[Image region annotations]
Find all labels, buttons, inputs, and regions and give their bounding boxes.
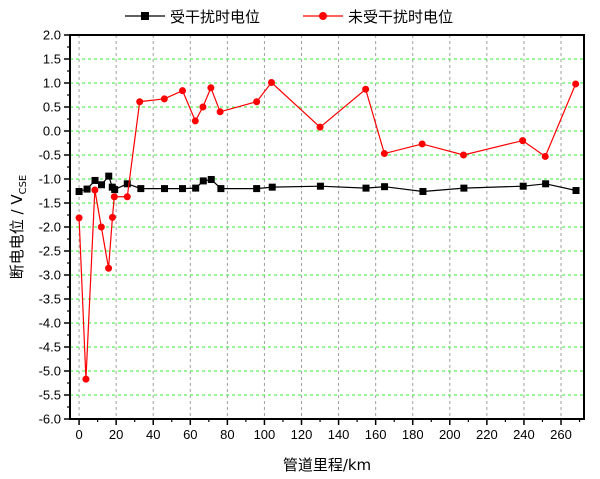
legend: 受干扰时电位 未受干扰时电位 xyxy=(125,8,453,26)
data-point xyxy=(217,185,225,193)
data-point xyxy=(541,152,549,160)
x-tick-label: 20 xyxy=(109,427,123,442)
data-point xyxy=(460,184,468,192)
data-point xyxy=(91,176,99,184)
legend-label-1: 未受干扰时电位 xyxy=(348,8,453,26)
y-axis-label: 断电电位 / VCSE xyxy=(8,175,29,280)
series-layer xyxy=(75,79,580,383)
data-point xyxy=(268,183,276,191)
data-point xyxy=(179,87,187,95)
y-tick-label: 0.5 xyxy=(43,100,61,115)
data-point xyxy=(216,108,224,116)
x-tick-label: 0 xyxy=(75,427,82,442)
x-tick-label: 40 xyxy=(146,427,160,442)
y-tick-label: -1.5 xyxy=(39,196,61,211)
y-tick-label: 2.0 xyxy=(43,28,61,43)
axes: 0 20 40 60 80 100 120 140 160 180 200 220 240 260 2.0 1… xyxy=(39,28,581,442)
x-tick-label: 60 xyxy=(183,427,197,442)
y-tick-label: -6.0 xyxy=(39,412,61,427)
data-point xyxy=(136,98,144,106)
y-tick-label: -4.0 xyxy=(39,316,61,331)
x-axis-label: 管道里程/km xyxy=(283,456,371,474)
legend-label-0: 受干扰时电位 xyxy=(170,8,260,26)
x-tick-label: 240 xyxy=(513,427,535,442)
data-point xyxy=(105,172,113,180)
x-tick-label: 200 xyxy=(439,427,461,442)
data-point xyxy=(253,98,261,106)
data-point xyxy=(83,185,91,193)
plot-frame xyxy=(69,34,585,420)
y-tick-label: 1.5 xyxy=(43,52,61,67)
series-line-0 xyxy=(78,174,577,193)
data-point xyxy=(105,264,113,272)
data-point xyxy=(199,177,207,185)
data-point xyxy=(362,184,370,192)
data-point xyxy=(98,181,106,189)
data-point xyxy=(419,187,427,195)
data-point xyxy=(362,85,370,93)
data-point xyxy=(75,214,83,222)
x-tick-label: 100 xyxy=(254,427,276,442)
y-tick-label: -3.5 xyxy=(39,292,61,307)
y-tick-label: -1.0 xyxy=(39,172,61,187)
x-tick-label: 180 xyxy=(402,427,424,442)
data-point xyxy=(253,185,261,193)
y-tick-label: -4.5 xyxy=(39,340,61,355)
data-point xyxy=(110,193,118,201)
y-tick-label: -2.0 xyxy=(39,220,61,235)
legend-marker-1 xyxy=(319,12,327,20)
data-point xyxy=(161,185,169,193)
y-tick-label: -3.0 xyxy=(39,268,61,283)
data-point xyxy=(460,151,468,159)
data-point xyxy=(207,84,215,92)
data-point xyxy=(75,187,83,195)
data-point xyxy=(519,137,527,145)
data-point xyxy=(380,150,388,158)
y-tick-label: 1.0 xyxy=(43,76,61,91)
data-point xyxy=(267,79,275,87)
data-point xyxy=(192,184,200,192)
data-point xyxy=(316,182,324,190)
data-point xyxy=(207,175,215,183)
data-point xyxy=(82,375,90,383)
data-point xyxy=(108,213,116,221)
x-tick-label: 140 xyxy=(328,427,350,442)
y-axis-label-main: 断电电位 / V xyxy=(8,194,26,280)
data-point xyxy=(137,185,145,193)
y-tick-label: -5.5 xyxy=(39,388,61,403)
data-point xyxy=(179,185,187,193)
y-tick-label: -2.5 xyxy=(39,244,61,259)
y-tick-label: 0.0 xyxy=(43,124,61,139)
x-tick-label: 160 xyxy=(365,427,387,442)
legend-marker-0 xyxy=(141,12,149,20)
data-point xyxy=(91,186,99,194)
y-tick-label: -5.0 xyxy=(39,364,61,379)
data-point xyxy=(191,117,199,125)
data-point xyxy=(519,182,527,190)
x-tick-label: 80 xyxy=(220,427,234,442)
data-point xyxy=(316,123,324,131)
data-point xyxy=(572,80,580,88)
data-point xyxy=(542,180,550,188)
y-tick-label: -0.5 xyxy=(39,148,61,163)
x-tick-label: 220 xyxy=(476,427,498,442)
data-point xyxy=(97,223,105,231)
y-axis-label-sub: CSE xyxy=(18,175,29,195)
data-point xyxy=(160,95,168,103)
data-point xyxy=(199,103,207,111)
x-tick-label: 260 xyxy=(550,427,572,442)
data-point xyxy=(572,187,580,195)
x-tick-label: 120 xyxy=(291,427,313,442)
data-point xyxy=(381,183,389,191)
data-point xyxy=(123,193,131,201)
data-point xyxy=(111,186,119,194)
data-point xyxy=(123,180,131,188)
data-point xyxy=(418,140,426,148)
grid xyxy=(70,35,584,419)
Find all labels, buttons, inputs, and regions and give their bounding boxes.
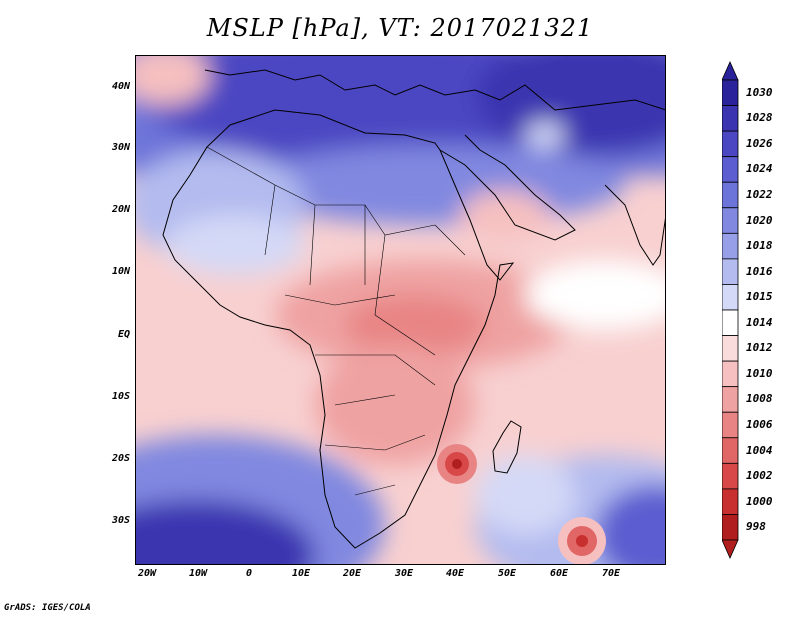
colorbar-label: 1000 <box>746 494 773 508</box>
colorbar-label: 1028 <box>746 111 773 125</box>
x-tick-70E: 70E <box>601 568 621 579</box>
credit-text: GrADS: IGES/COLA <box>4 603 91 613</box>
colorbar-cell <box>722 130 739 158</box>
colorbar <box>722 61 739 559</box>
x-tick-60E: 60E <box>549 568 569 579</box>
colorbar-label: 1008 <box>746 392 773 406</box>
low-indian-ocean-core <box>576 535 588 547</box>
colorbar-cell <box>722 335 739 362</box>
colorbar-label: 1018 <box>746 239 773 253</box>
colorbar-cell <box>722 360 739 388</box>
arabia-coastline <box>439 134 576 241</box>
colorbar-cell <box>722 156 739 183</box>
country-borders <box>206 146 466 496</box>
colorbar-cell <box>722 232 739 260</box>
colorbar-cell <box>722 462 739 490</box>
field-blobs <box>135 55 666 565</box>
y-tick-10N: 10N <box>111 266 130 277</box>
y-tick-30N: 30N <box>111 142 130 153</box>
y-tick-30S: 30S <box>111 515 130 526</box>
colorbar-label: 1002 <box>746 469 773 483</box>
india-coastline <box>604 184 666 266</box>
colorbar-cell <box>722 411 739 439</box>
y-tick-20N: 20N <box>111 204 130 215</box>
colorbar-cell <box>722 258 739 285</box>
colorbar-label: 1024 <box>746 162 773 176</box>
colorbar-label: 1004 <box>746 443 773 457</box>
colorbar-label: 1010 <box>746 366 773 380</box>
colorbar-label: 1016 <box>746 264 773 278</box>
colorbar-label: 1022 <box>746 188 773 201</box>
madagascar-coastline <box>492 420 522 474</box>
x-tick-20E: 20E <box>342 568 362 579</box>
y-tick-EQ: EQ <box>117 329 130 340</box>
colorbar-label: 1006 <box>746 418 773 431</box>
colorbar-label: 998 <box>746 520 766 534</box>
y-tick-20S: 20S <box>111 453 130 464</box>
colorbar-arrow-bottom <box>722 539 739 559</box>
y-tick-40N: 40N <box>111 81 130 92</box>
colorbar-label: 1012 <box>746 341 773 355</box>
colorbar-cell <box>722 309 739 336</box>
colorbar-cell <box>722 284 739 311</box>
colorbar-cell <box>722 386 739 413</box>
x-tick-0: 0 <box>245 568 253 579</box>
colorbar-label: 1020 <box>746 213 773 227</box>
x-tick-20W: 20W <box>137 568 157 579</box>
x-tick-40E: 40E <box>445 568 465 579</box>
colorbar-label: 1014 <box>746 315 773 329</box>
colorbar-label: 1026 <box>746 136 773 150</box>
colorbar-cell <box>722 207 739 234</box>
colorbar-cell <box>722 181 739 209</box>
colorbar-cell <box>722 105 739 132</box>
x-tick-10W: 10W <box>188 568 208 579</box>
x-tick-50E: 50E <box>497 568 517 579</box>
x-tick-30E: 30E <box>394 568 414 579</box>
colorbar-label: 1015 <box>746 290 773 304</box>
colorbar-label: 1030 <box>746 85 773 99</box>
europe-coastline <box>204 69 666 111</box>
colorbar-cell <box>722 79 739 106</box>
pressure-map <box>135 55 666 565</box>
x-tick-10E: 10E <box>291 568 311 579</box>
pressure-field <box>135 55 666 565</box>
colorbar-cell <box>722 514 739 541</box>
africa-coastline <box>162 109 515 549</box>
colorbar-arrow-top <box>722 61 739 81</box>
map-title: MSLP [hPa], VT: 2017021321 <box>206 14 594 42</box>
map-frame <box>135 55 666 565</box>
low-mozambique-core <box>452 459 462 469</box>
colorbar-cell <box>722 437 739 464</box>
colorbar-cell <box>722 488 739 515</box>
y-tick-10S: 10S <box>111 391 130 402</box>
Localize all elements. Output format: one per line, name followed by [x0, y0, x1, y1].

**Your goal:**
Copy out the lines from the one containing "legend: 受干扰时电位 未受干扰时电位 xyxy=(125,8,453,26)" through the one containing "legend-label-1: 未受干扰时电位 xyxy=(348,8,453,26)", including both of those lines, reproducing each one character for character.

**Output of the task:**
legend: 受干扰时电位 未受干扰时电位 xyxy=(125,8,453,26)
data-point xyxy=(217,185,225,193)
data-point xyxy=(541,152,549,160)
x-tick-label: 20 xyxy=(109,427,123,442)
data-point xyxy=(460,184,468,192)
data-point xyxy=(91,176,99,184)
legend-label-1: 未受干扰时电位 xyxy=(348,8,453,26)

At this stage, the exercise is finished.